= Wat wordt gevraagd =
Zoek in de rijen hieronder elke regel waarin het woord "Internet" voorkomt, en neem die regels letterlijk over. Het verschil tussen hoofdletters en kleine letters telt mee.

Bronrijen:
=======

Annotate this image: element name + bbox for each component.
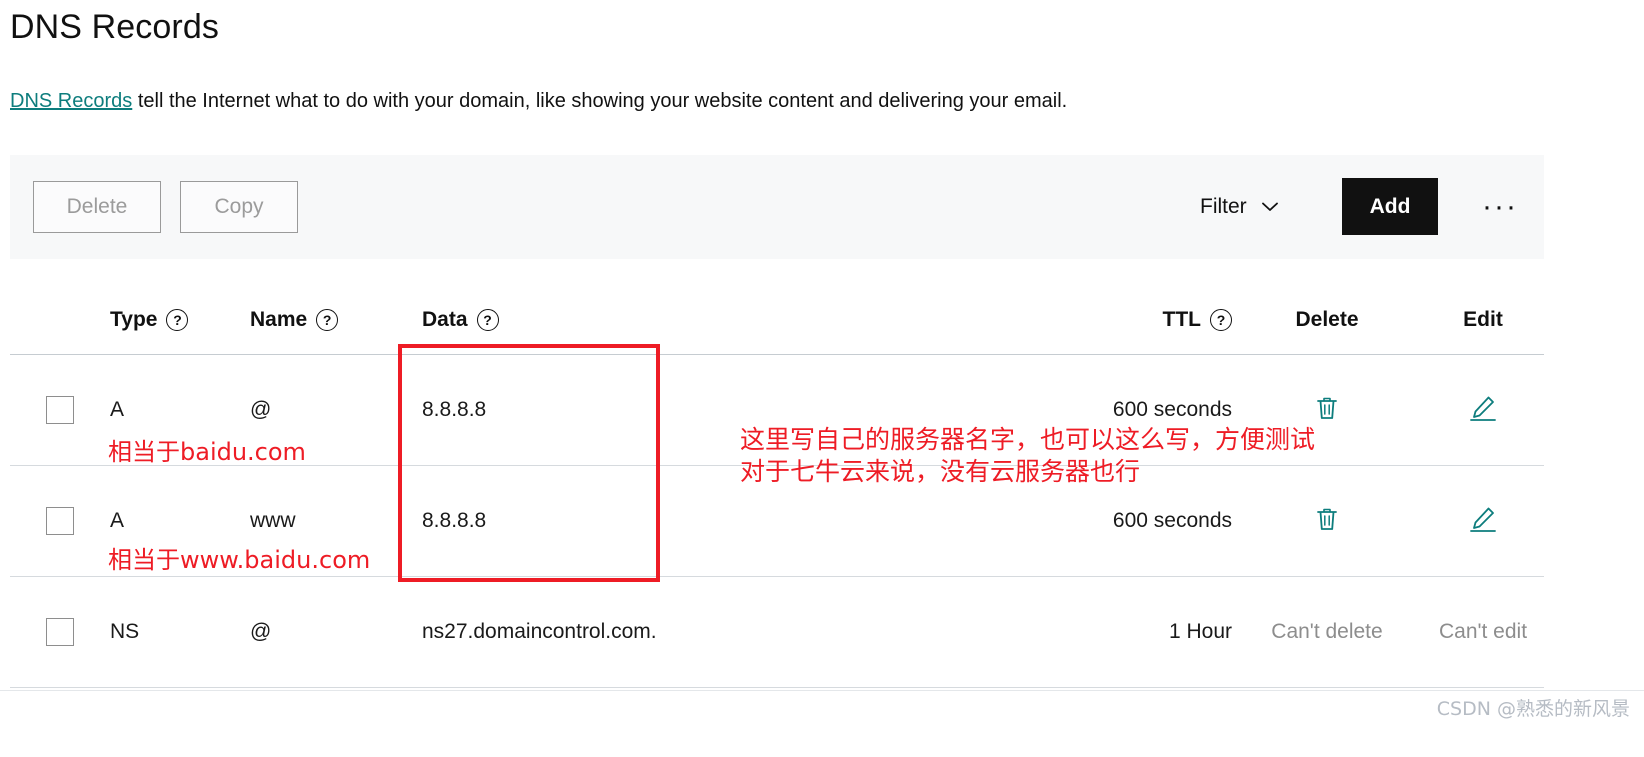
- table-header-row: Type ? Name ? Data ? TTL ? Delete Edit: [10, 285, 1544, 355]
- row-data: ns27.domaincontrol.com.: [422, 620, 657, 643]
- row-select-cell: [10, 396, 110, 424]
- row-delete-cell: [1232, 506, 1422, 537]
- dns-records-table: Type ? Name ? Data ? TTL ? Delete Edit A…: [10, 285, 1544, 688]
- row-ttl: 600 seconds: [1112, 509, 1232, 532]
- table-toolbar: Delete Copy Filter Add ···: [10, 155, 1544, 259]
- filter-dropdown[interactable]: Filter: [1200, 181, 1279, 233]
- header-name-cell: Name ?: [250, 308, 422, 332]
- row-edit-cell: [1422, 394, 1544, 427]
- row-delete-disabled: Can't delete: [1271, 620, 1383, 643]
- chevron-down-icon: [1261, 198, 1279, 216]
- header-ttl-cell: TTL ?: [1042, 308, 1232, 332]
- header-edit-label: Edit: [1463, 307, 1503, 331]
- row-delete-cell: [1232, 395, 1422, 426]
- trash-icon[interactable]: [1315, 395, 1339, 421]
- watermark-divider: [0, 690, 1644, 691]
- table-row: NS @ ns27.domaincontrol.com. 1 Hour Can'…: [10, 577, 1544, 688]
- trash-icon[interactable]: [1315, 506, 1339, 532]
- page-title: DNS Records: [10, 8, 219, 46]
- filter-label: Filter: [1200, 195, 1247, 218]
- row-name: www: [250, 509, 296, 532]
- header-name-label: Name: [250, 307, 308, 331]
- more-options-icon[interactable]: ···: [1478, 185, 1522, 229]
- row-name: @: [250, 620, 272, 643]
- pencil-edit-icon[interactable]: [1469, 394, 1497, 422]
- copy-button[interactable]: Copy: [180, 181, 298, 233]
- table-row: A @ 8.8.8.8 600 seconds: [10, 355, 1544, 466]
- type-help-icon[interactable]: ?: [166, 308, 189, 331]
- delete-button[interactable]: Delete: [33, 181, 161, 233]
- row-select-cell: [10, 507, 110, 535]
- row-type: A: [110, 398, 125, 421]
- add-button[interactable]: Add: [1342, 178, 1438, 235]
- data-help-icon[interactable]: ?: [476, 308, 499, 331]
- name-help-icon[interactable]: ?: [316, 308, 339, 331]
- row-ttl: 600 seconds: [1112, 398, 1232, 421]
- dns-records-link[interactable]: DNS Records: [10, 90, 132, 112]
- header-delete-label: Delete: [1295, 307, 1359, 331]
- page-description: DNS Records tell the Internet what to do…: [10, 90, 1067, 113]
- table-row: A www 8.8.8.8 600 seconds: [10, 466, 1544, 577]
- row-checkbox[interactable]: [46, 507, 74, 535]
- header-type-label: Type: [110, 307, 158, 331]
- header-ttl-label: TTL: [1162, 307, 1201, 331]
- row-data: 8.8.8.8: [422, 398, 487, 421]
- row-checkbox[interactable]: [46, 618, 74, 646]
- page-description-text: tell the Internet what to do with your d…: [132, 90, 1068, 112]
- row-type: NS: [110, 620, 140, 643]
- row-edit-cell: [1422, 505, 1544, 538]
- row-checkbox[interactable]: [46, 396, 74, 424]
- dns-records-page: DNS Records DNS Records tell the Interne…: [0, 0, 1644, 757]
- row-ttl: 1 Hour: [1168, 620, 1232, 643]
- header-delete-cell: Delete: [1232, 308, 1422, 332]
- row-name: @: [250, 398, 272, 421]
- row-data: 8.8.8.8: [422, 509, 487, 532]
- pencil-edit-icon[interactable]: [1469, 505, 1497, 533]
- header-edit-cell: Edit: [1422, 308, 1544, 332]
- row-type: A: [110, 509, 125, 532]
- row-select-cell: [10, 618, 110, 646]
- header-type-cell: Type ?: [110, 308, 250, 332]
- header-data-cell: Data ?: [422, 308, 1042, 332]
- header-data-label: Data: [422, 307, 468, 331]
- ttl-help-icon[interactable]: ?: [1210, 308, 1232, 331]
- row-edit-disabled: Can't edit: [1438, 620, 1528, 643]
- csdn-watermark: CSDN @熟悉的新风景: [1436, 698, 1630, 720]
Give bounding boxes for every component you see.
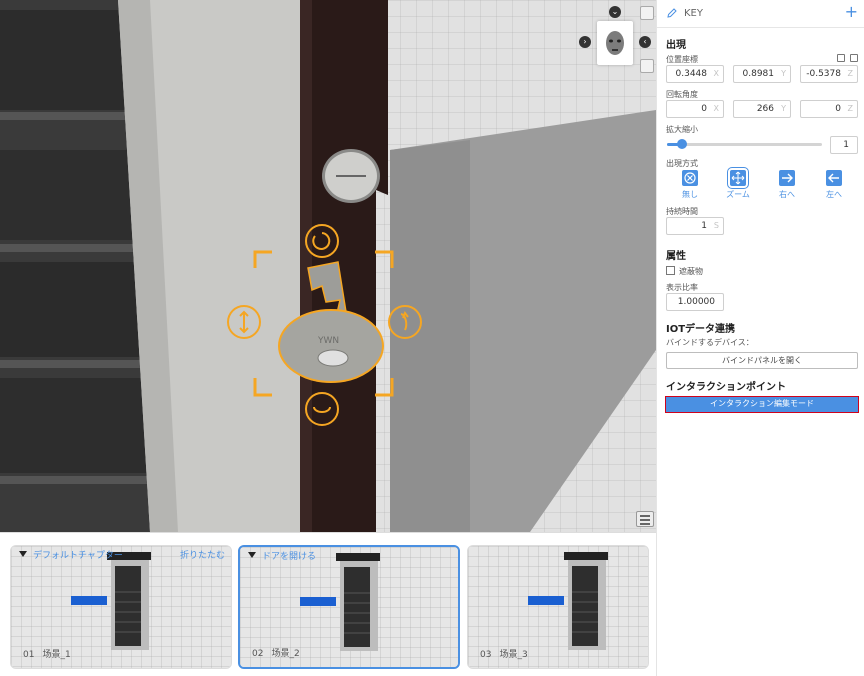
position-label: 位置座標 (666, 55, 698, 64)
method-none-option[interactable]: 無し (670, 170, 710, 204)
chevron-left-icon[interactable]: ‹ (639, 36, 651, 48)
svg-text:YWN: YWN (317, 336, 339, 346)
rotate-right-handle (388, 305, 422, 339)
scale-slider-handle[interactable] (677, 139, 687, 149)
bind-device-label: バインドするデバイス： (666, 338, 754, 347)
position-y-input[interactable]: 0.8981 Y (733, 65, 791, 83)
rotation-x-input[interactable]: 0X (666, 100, 724, 118)
cabinet-thumbnail (564, 552, 608, 650)
interaction-section-title: インタラクションポイント (666, 382, 786, 393)
rotation-z-input[interactable]: 0Z (800, 100, 858, 118)
editor-app: YWN ⌄ › ‹ デフォルトチャプター 折りたたむ 01 场景_1 ドアを開け… (0, 0, 864, 676)
pencil-icon[interactable] (666, 7, 678, 19)
scene-card-3[interactable]: 03 场景_3 (467, 545, 649, 669)
panel-header: KEY + (657, 0, 864, 28)
method-right-option[interactable]: 右へ (767, 170, 807, 204)
interaction-edit-mode-button[interactable]: インタラクション編集モード (665, 396, 859, 413)
collapse-link[interactable]: 折りたたむ (180, 548, 225, 561)
scene-label: 02 场景_2 (252, 649, 300, 659)
chapter-name: デフォルトチャプター (33, 551, 123, 561)
3d-viewport[interactable]: YWN ⌄ › ‹ (0, 0, 656, 532)
properties-panel: KEY + 出現 位置座標 0.3448 X 0.8981 Y -0.5378 Z 回… (656, 0, 864, 676)
chapter-name: ドアを開ける (262, 552, 317, 562)
rotation-label: 回転角度 (666, 90, 698, 99)
method-left-option[interactable]: 左へ (814, 170, 854, 204)
add-icon[interactable]: + (845, 4, 858, 20)
paste-icon[interactable] (850, 54, 858, 62)
position-z-input[interactable]: -0.5378 Z (800, 65, 858, 83)
copy-icon[interactable] (837, 54, 845, 62)
chapter-caret-icon[interactable] (248, 552, 256, 558)
scene-label: 03 场景_3 (480, 650, 528, 660)
cabinet-thumbnail (336, 553, 380, 651)
occluder-label: 遮蔽物 (679, 267, 703, 276)
cabinet-thumbnail (107, 552, 151, 650)
key-gizmo[interactable]: YWN (0, 0, 656, 532)
head-avatar-icon (606, 31, 624, 55)
arrow-left-icon (826, 170, 842, 186)
duration-label: 持続時間 (666, 207, 698, 216)
iot-section-title: IOTデータ連携 (666, 324, 736, 335)
method-zoom-option[interactable]: ズーム (718, 167, 758, 204)
occluder-checkbox[interactable] (666, 266, 675, 275)
arrow-right-icon (779, 170, 795, 186)
none-icon (682, 170, 698, 186)
rotate-top-handle (305, 224, 339, 258)
duration-input[interactable]: 1S (666, 217, 724, 235)
scale-label: 拡大縮小 (666, 125, 698, 134)
attributes-section-title: 属性 (666, 251, 686, 262)
list-icon[interactable] (636, 511, 654, 527)
zoom-move-icon (727, 167, 749, 189)
chevron-right-icon[interactable]: › (579, 36, 591, 48)
method-label: 出現方式 (666, 159, 698, 168)
ratio-label: 表示比率 (666, 283, 698, 292)
nav-cube[interactable] (597, 21, 633, 65)
scale-slider-track[interactable] (667, 143, 822, 146)
chapter-caret-icon[interactable] (19, 551, 27, 557)
scene-sign (528, 596, 564, 605)
scene-card-2[interactable]: ドアを開ける 02 场景_2 (238, 545, 460, 669)
scene-sign (71, 596, 107, 605)
scene-strip: デフォルトチャプター 折りたたむ 01场景_1 ドアを開ける 02场景_2 (0, 532, 656, 676)
scale-input[interactable]: 1 (830, 136, 858, 154)
scene-card-1[interactable]: デフォルトチャプター 折りたたむ 01 场景_1 (10, 545, 232, 669)
appear-section-title: 出現 (666, 40, 686, 51)
position-x-input[interactable]: 0.3448 X (666, 65, 724, 83)
key-model: YWN (278, 261, 384, 383)
scene-label: 01 场景_1 (23, 650, 71, 660)
scene-sign (300, 597, 336, 606)
open-bind-panel-button[interactable]: バインドパネルを開く (666, 352, 858, 369)
rotation-y-input[interactable]: 266 Y (733, 100, 791, 118)
grid-icon[interactable] (640, 59, 654, 73)
chevron-down-icon[interactable]: ⌄ (609, 6, 621, 18)
camera-icon[interactable] (640, 6, 654, 20)
object-title: KEY (684, 8, 703, 19)
rotate-bottom-handle (305, 392, 339, 426)
ratio-input[interactable]: 1.00000 (666, 293, 724, 311)
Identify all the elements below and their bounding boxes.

=======

= Uitvoer =
- page-description: DNS Records tell the Internet what to do…: [10, 90, 1067, 113]
- page-description-text: tell the Internet what to do with your d…: [132, 90, 1068, 112]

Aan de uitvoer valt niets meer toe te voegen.